══ Entries ══

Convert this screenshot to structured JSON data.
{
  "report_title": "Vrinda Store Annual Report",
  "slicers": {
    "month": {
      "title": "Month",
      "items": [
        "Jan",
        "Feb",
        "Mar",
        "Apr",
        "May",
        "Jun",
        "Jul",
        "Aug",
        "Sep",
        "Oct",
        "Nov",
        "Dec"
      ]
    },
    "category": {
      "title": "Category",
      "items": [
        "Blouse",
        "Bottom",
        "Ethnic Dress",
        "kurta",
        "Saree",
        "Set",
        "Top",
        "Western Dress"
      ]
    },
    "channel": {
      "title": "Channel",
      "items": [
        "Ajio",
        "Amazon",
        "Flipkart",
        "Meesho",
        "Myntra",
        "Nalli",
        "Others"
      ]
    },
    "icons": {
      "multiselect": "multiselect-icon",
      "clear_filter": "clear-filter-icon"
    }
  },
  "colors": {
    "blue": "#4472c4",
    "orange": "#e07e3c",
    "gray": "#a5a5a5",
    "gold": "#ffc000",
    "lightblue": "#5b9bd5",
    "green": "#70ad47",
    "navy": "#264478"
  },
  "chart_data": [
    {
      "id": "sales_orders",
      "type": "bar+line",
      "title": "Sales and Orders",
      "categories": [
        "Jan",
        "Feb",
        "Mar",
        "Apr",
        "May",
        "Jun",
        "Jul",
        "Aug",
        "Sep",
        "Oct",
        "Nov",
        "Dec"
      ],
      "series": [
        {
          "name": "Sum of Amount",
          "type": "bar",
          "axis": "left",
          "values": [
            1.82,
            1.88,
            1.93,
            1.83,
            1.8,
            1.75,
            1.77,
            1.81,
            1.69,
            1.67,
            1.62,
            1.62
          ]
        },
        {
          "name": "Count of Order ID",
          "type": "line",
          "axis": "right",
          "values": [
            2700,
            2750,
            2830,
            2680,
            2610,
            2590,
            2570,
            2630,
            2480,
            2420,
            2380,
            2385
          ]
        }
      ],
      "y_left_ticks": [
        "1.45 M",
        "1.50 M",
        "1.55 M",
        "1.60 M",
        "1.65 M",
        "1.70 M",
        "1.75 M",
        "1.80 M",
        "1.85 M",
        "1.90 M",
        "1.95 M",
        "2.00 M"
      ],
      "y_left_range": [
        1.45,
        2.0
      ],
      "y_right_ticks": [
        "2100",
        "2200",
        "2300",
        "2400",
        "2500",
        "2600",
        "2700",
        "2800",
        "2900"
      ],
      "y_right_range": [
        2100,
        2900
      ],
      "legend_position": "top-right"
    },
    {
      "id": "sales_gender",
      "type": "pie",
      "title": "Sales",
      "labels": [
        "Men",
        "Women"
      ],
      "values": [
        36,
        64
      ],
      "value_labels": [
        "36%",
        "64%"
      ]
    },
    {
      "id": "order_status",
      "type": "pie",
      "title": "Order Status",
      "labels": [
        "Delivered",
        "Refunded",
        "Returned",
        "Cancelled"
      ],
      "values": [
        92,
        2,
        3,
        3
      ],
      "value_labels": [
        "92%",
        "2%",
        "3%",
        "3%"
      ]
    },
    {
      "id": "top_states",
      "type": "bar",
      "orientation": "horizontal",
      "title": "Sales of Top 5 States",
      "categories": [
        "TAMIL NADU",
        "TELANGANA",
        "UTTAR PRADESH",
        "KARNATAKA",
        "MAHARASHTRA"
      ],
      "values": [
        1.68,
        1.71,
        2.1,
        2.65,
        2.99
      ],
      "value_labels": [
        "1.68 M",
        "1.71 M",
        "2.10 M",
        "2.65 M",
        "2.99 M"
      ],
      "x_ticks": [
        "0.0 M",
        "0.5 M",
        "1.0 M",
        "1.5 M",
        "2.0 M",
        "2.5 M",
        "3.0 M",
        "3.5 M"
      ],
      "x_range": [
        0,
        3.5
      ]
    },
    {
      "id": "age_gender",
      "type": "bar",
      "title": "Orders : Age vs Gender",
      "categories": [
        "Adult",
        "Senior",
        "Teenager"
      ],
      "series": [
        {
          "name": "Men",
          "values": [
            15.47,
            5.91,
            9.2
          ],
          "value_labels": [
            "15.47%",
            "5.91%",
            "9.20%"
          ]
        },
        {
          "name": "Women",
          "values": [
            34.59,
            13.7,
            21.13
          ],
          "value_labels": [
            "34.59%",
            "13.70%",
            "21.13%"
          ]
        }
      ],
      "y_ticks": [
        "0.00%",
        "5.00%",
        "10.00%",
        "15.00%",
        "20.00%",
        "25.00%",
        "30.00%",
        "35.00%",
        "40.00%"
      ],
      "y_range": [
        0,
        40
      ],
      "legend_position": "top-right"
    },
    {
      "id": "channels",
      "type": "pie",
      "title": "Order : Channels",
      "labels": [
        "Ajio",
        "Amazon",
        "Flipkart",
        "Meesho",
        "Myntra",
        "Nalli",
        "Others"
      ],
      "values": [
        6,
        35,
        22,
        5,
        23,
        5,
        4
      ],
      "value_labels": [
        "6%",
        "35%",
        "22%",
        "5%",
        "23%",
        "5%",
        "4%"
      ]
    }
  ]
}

═══

→ **Short task**: Quote each line of the listing above exactly.

→ **Exercise response**:
Convert this screenshot to structured JSON data.
{
  "report_title": "Vrinda Store Annual Report",
  "slicers": {
    "month": {
      "title": "Month",
      "items": [
        "Jan",
        "Feb",
        "Mar",
        "Apr",
        "May",
        "Jun",
        "Jul",
        "Aug",
        "Sep",
        "Oct",
        "Nov",
        "Dec"
      ]
    },
    "category": {
      "title": "Category",
      "items": [
        "Blouse",
        "Bottom",
        "Ethnic Dress",
        "kurta",
        "Saree",
        "Set",
        "Top",
        "Western Dress"
      ]
    },
    "channel": {
      "title": "Channel",
      "items": [
        "Ajio",
        "Amazon",
        "Flipkart",
        "Meesho",
        "Myntra",
        "Nalli",
        "Others"
      ]
    },
    "icons": {
      "multiselect": "multiselect-icon",
      "clear_filter": "clear-filter-icon"
    }
  },
  "colors": {
    "blue": "#4472c4",
    "orange": "#e07e3c",
    "gray": "#a5a5a5",
    "gold": "#ffc000",
    "lightblue": "#5b9bd5",
    "green": "#70ad47",
    "navy": "#264478"
  },
  "chart_data": [
    {
      "id": "sales_orders",
      "type": "bar+line",
      "title": "Sales and Orders",
      "categories": [
        "Jan",
        "Feb",
        "Mar",
        "Apr",
        "May",
        "Jun",
        "Jul",
        "Aug",
        "Sep",
        "Oct",
        "Nov",
        "Dec"
      ],
      "series": [
        {
          "name": "Sum of Amount",
          "type": "bar",
          "axis": "left",
          "values": [
            1.82,
            1.88,
            1.93,
            1.83,
            1.8,
            1.75,
            1.77,
            1.81,
            1.69,
            1.67,
            1.62,
            1.62
          ]
        },
        {
          "name": "Count of Order ID",
          "type": "line",
          "axis": "right",
          "values": [
            2700,
            2750,
            2830,
            2680,
            2610,
            2590,
            2570,
            2630,
            2480,
            2420,
            2380,
            2385
          ]
        }
      ],
      "y_left_ticks": [
        "1.45 M",
        "1.50 M",
        "1.55 M",
        "1.60 M",
        "1.65 M",
        "1.70 M",
        "1.75 M",
        "1.80 M",
        "1.85 M",
        "1.90 M",
        "1.95 M",
        "2.00 M"
      ],
      "y_left_range": [
        1.45,
        2.0
      ],
      "y_right_ticks": [
        "2100",
        "2200",
        "2300",
        "2400",
        "2500",
        "2600",
        "2700",
        "2800",
        "2900"
      ],
      "y_right_range": [
        2100,
        2900
      ],
      "legend_position": "top-right"
    },
    {
      "id": "sales_gender",
      "type": "pie",
      "title": "Sales",
      "labels": [
        "Men",
        "Women"
      ],
      "values": [
        36,
        64
      ],
      "value_labels": [
        "36%",
        "64%"
      ]
    },
    {
      "id": "order_status",
      "type": "pie",
      "title": "Order Status",
      "labels": [
        "Delivered",
        "Refunded",
        "Returned",
        "Cancelled"
      ],
      "values": [
        92,
        2,
        3,
        3
      ],
      "value_labels": [
        "92%",
        "2%",
        "3%",
        "3%"
      ]
    },
    {
      "id": "top_states",
      "type": "bar",
      "orientation": "horizontal",
      "title": "Sales of Top 5 States",
      "categories": [
        "TAMIL NADU",
        "TELANGANA",
        "UTTAR PRADESH",
        "KARNATAKA",
        "MAHARASHTRA"
      ],
      "values": [
        1.68,
        1.71,
        2.1,
        2.65,
        2.99
      ],
      "value_labels": [
        "1.68 M",
        "1.71 M",
        "2.10 M",
        "2.65 M",
        "2.99 M"
      ],
      "x_ticks": [
        "0.0 M",
        "0.5 M",
        "1.0 M",
        "1.5 M",
        "2.0 M",
        "2.5 M",
        "3.0 M",
        "3.5 M"
      ],
      "x_range": [
        0,
        3.5
      ]
    },
    {
      "id": "age_gender",
      "type": "bar",
      "title": "Orders : Age vs Gender",
      "categories": [
        "Adult",
        "Senior",
        "Teenager"
      ],
      "series": [
        {
          "name": "Men",
          "values": [
            15.47,
            5.91,
            9.2
          ],
          "value_labels": [
            "15.47%",
            "5.91%",
            "9.20%"
          ]
        },
        {
          "name": "Women",
          "values": [
            34.59,
            13.7,
            21.13
          ],
          "value_labels": [
            "34.59%",
            "13.70%",
            "21.13%"
          ]
        }
      ],
      "y_ticks": [
        "0.00%",
        "5.00%",
        "10.00%",
        "15.00%",
        "20.00%",
        "25.00%",
        "30.00%",
        "35.00%",
        "40.00%"
      ],
      "y_range": [
        0,
        40
      ],
      "legend_position": "top-right"
    },
    {
      "id": "channels",
      "type": "pie",
      "title": "Order : Channels",
      "labels": [
        "Ajio",
        "Amazon",
        "Flipkart",
        "Meesho",
        "Myntra",
        "Nalli",
        "Others"
      ],
      "values": [
        6,
        35,
        22,
        5,
        23,
        5,
        4
      ],
      "value_labels": [
        "6%",
        "35%",
        "22%",
        "5%",
        "23%",
        "5%",
        "4%"
      ]
    }
  ]
}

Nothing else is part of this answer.